» What needs to be done:
Report every line in the listing that contains the string "如图所示".

[Data excerpts]

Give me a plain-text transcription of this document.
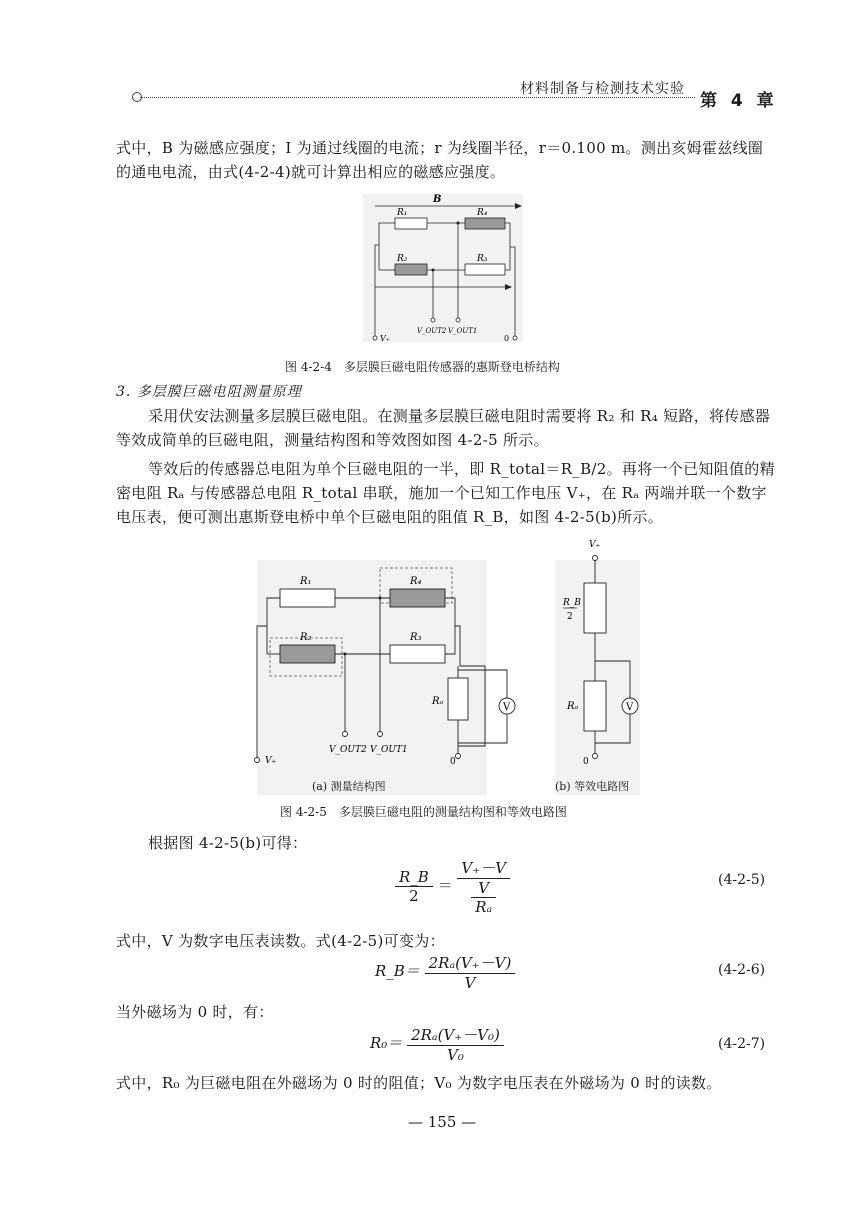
材料制备与检测技术实验
第 4 章
式中，B 为磁感应强度；I 为通过线圈的电流；r 为线圈半径，r＝0.100 m。测出亥姆霍兹线圈的通电电流，由式(4-2-4)就可计算出相应的磁感应强度。
B
R₁	R₄
R₂	R₃
V₊
V_OUT2 V_OUT1
0
图 4-2-4　多层膜巨磁电阻传感器的惠斯登电桥结构
3. 多层膜巨磁电阻测量原理
采用伏安法测量多层膜巨磁电阻。在测量多层膜巨磁电阻时需要将 R₂ 和 R₄ 短路，将传感器等效成简单的巨磁电阻，测量结构图和等效图如图 4-2-5 所示。
等效后的传感器总电阻为单个巨磁电阻的一半，即 R_total＝R_B/2。再将一个已知阻值的精密电阻 Rₐ 与传感器总电阻 R_total 串联，施加一个已知工作电压 V₊，在 Rₐ 两端并联一个数字电压表，便可测出惠斯登电桥中单个巨磁电阻的阻值 R_B，如图 4-2-5(b)所示。
V
R₁	R₄
R₂	R₃
Rₐ
V₊
V_OUT2 V_OUT1
0
V₊
R_B
2
Rₐ	V
0
(a) 测量结构图	(b) 等效电路图
图 4-2-5　多层膜巨磁电阻的测量结构图和等效电路图
根据图 4-2-5(b)可得：
$\frac{R\_B}{2} = \frac{V_+-V}{\frac{V}{\text{Rₐ}}}$	(4-2-5)
式中，V 为数字电压表读数。式(4-2-5)可变为：
R_B＝ $\frac{\text{2Rₐ(V₊－V)}}{V}$	(4-2-6)
当外磁场为 0 时，有：
$R_0= \frac{\text{2Rₐ(V₊－V₀)}}{\text{V₀}}$	(4-2-7)
式中，R₀ 为巨磁电阻在外磁场为 0 时的阻值；V₀ 为数字电压表在外磁场为 0 时的读数。
— 155 —
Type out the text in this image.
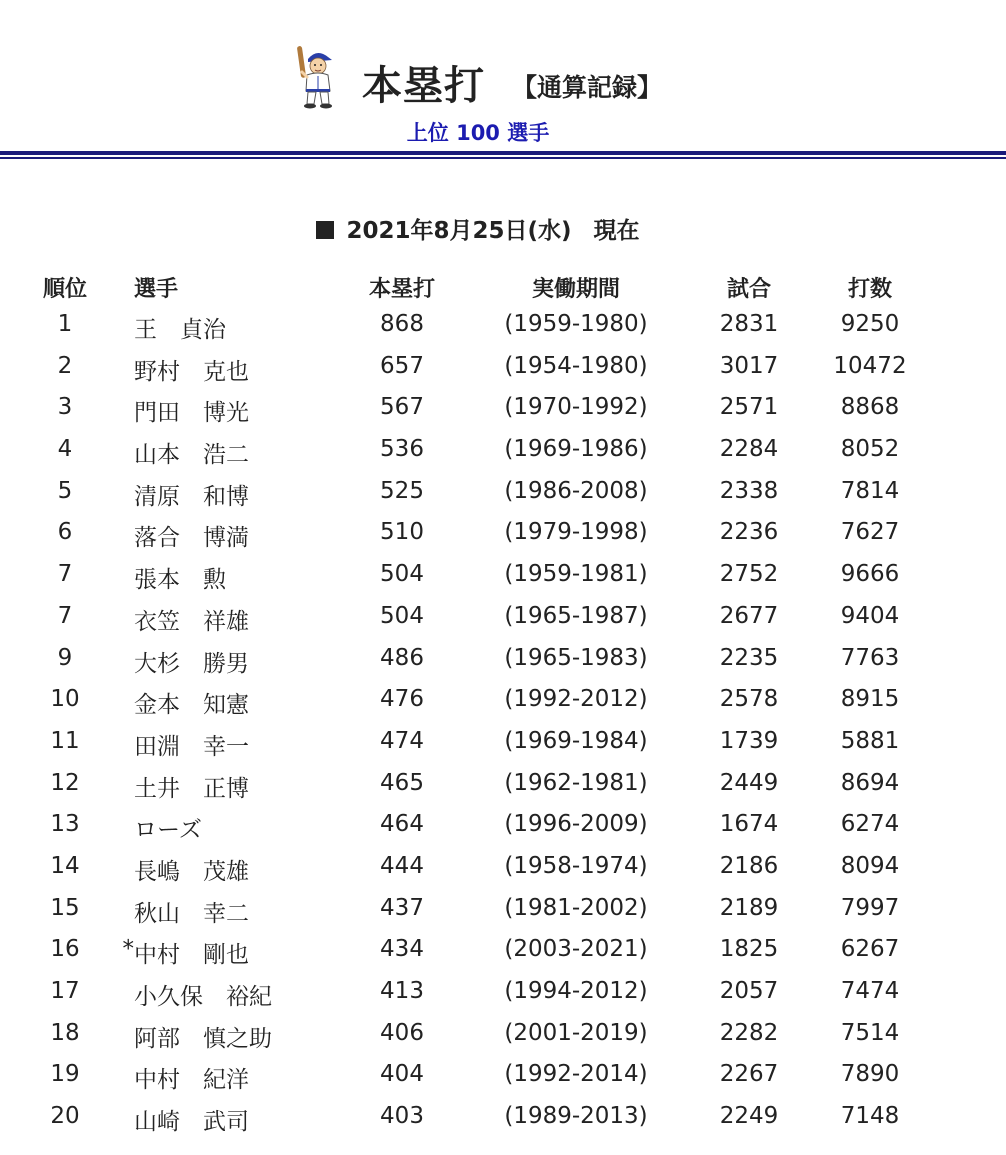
本塁打 【通算記録】
上位 100 選手
2021年8月25日(水) 現在
順位	選手	本塁打	実働期間	試合	打数
1	王　貞治	868	(1959-1980)	2831	9250
2	野村　克也	657	(1954-1980)	3017	10472
3	門田　博光	567	(1970-1992)	2571	8868
4	山本　浩二	536	(1969-1986)	2284	8052
5	清原　和博	525	(1986-2008)	2338	7814
6	落合　博満	510	(1979-1998)	2236	7627
7	張本　勲	504	(1959-1981)	2752	9666
7	衣笠　祥雄	504	(1965-1987)	2677	9404
9	大杉　勝男	486	(1965-1983)	2235	7763
10	金本　知憲	476	(1992-2012)	2578	8915
11	田淵　幸一	474	(1969-1984)	1739	5881
12	土井　正博	465	(1962-1981)	2449	8694
13	ローズ	464	(1996-2009)	1674	6274
14	長嶋　茂雄	444	(1958-1974)	2186	8094
15	秋山　幸二	437	(1981-2002)	2189	7997
16	* 中村　剛也	434	(2003-2021)	1825	6267
17	小久保　裕紀	413	(1994-2012)	2057	7474
18	阿部　慎之助	406	(2001-2019)	2282	7514
19	中村　紀洋	404	(1992-2014)	2267	7890
20	山崎　武司	403	(1989-2013)	2249	7148
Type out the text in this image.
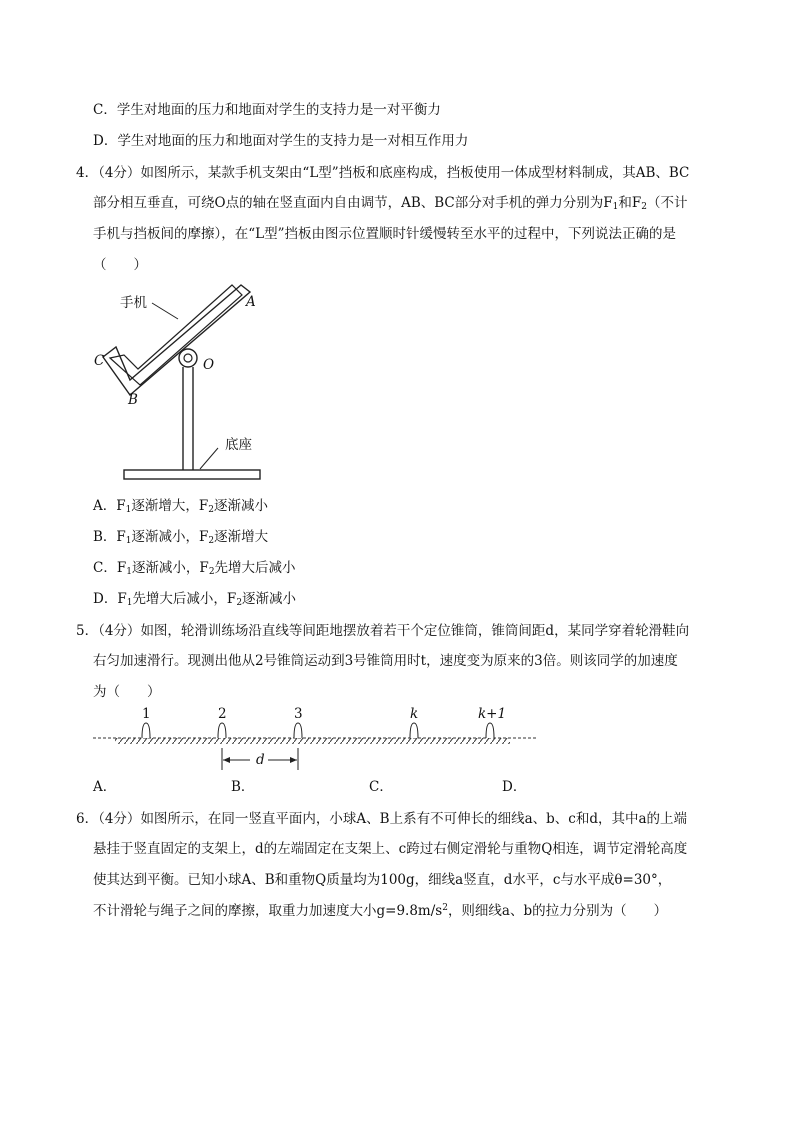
C．学生对地面的压力和地面对学生的支持力是一对平衡力
D．学生对地面的压力和地面对学生的支持力是一对相互作用力
4．（4分）如图所示，某款手机支架由“L型”挡板和底座构成，挡板使用一体成型材料制成，其AB、BC
部分相互垂直，可绕O点的轴在竖直面内自由调节，AB、BC部分对手机的弹力分别为$F_1$和$F_2$（不计
手机与挡板间的摩擦），在“L型”挡板由图示位置顺时针缓慢转至水平的过程中，下列说法正确的是
（　　）
手机	A
C
B
O
底座
A．$F_1$逐渐增大，$F_2$逐渐减小
B．$F_1$逐渐减小，$F_2$逐渐增大
C．$F_1$逐渐减小，$F_2$先增大后减小
D．$F_1$先增大后减小，$F_2$逐渐减小
5．（4分）如图，轮滑训练场沿直线等间距地摆放着若干个定位锥筒，锥筒间距d，某同学穿着轮滑鞋向
右匀加速滑行。现测出他从2号锥筒运动到3号锥筒用时t，速度变为原来的3倍。则该同学的加速度
为（　　）
1	2	3	k	k+1
d
A．	B．	C．	D．
6．（4分）如图所示，在同一竖直平面内，小球A、B上系有不可伸长的细线a、b、c和d，其中a的上端
悬挂于竖直固定的支架上，d的左端固定在支架上、c跨过右侧定滑轮与重物Q相连，调节定滑轮高度
使其达到平衡。已知小球A、B和重物Q质量均为100g，细线a竖直，d水平，c与水平成θ=30°，
不计滑轮与绳子之间的摩擦，取重力加速度大小$g=9.8m/s^2$，则细线a、b的拉力分别为（　　）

» Task result:
4．（4分）如图所示，某款手机支架由“L型”挡板和底座构成，挡板使用一体成型材料制成，其AB、BC
6．（4分）如图所示，在同一竖直平面内，小球A、B上系有不可伸长的细线a、b、c和d，其中a的上端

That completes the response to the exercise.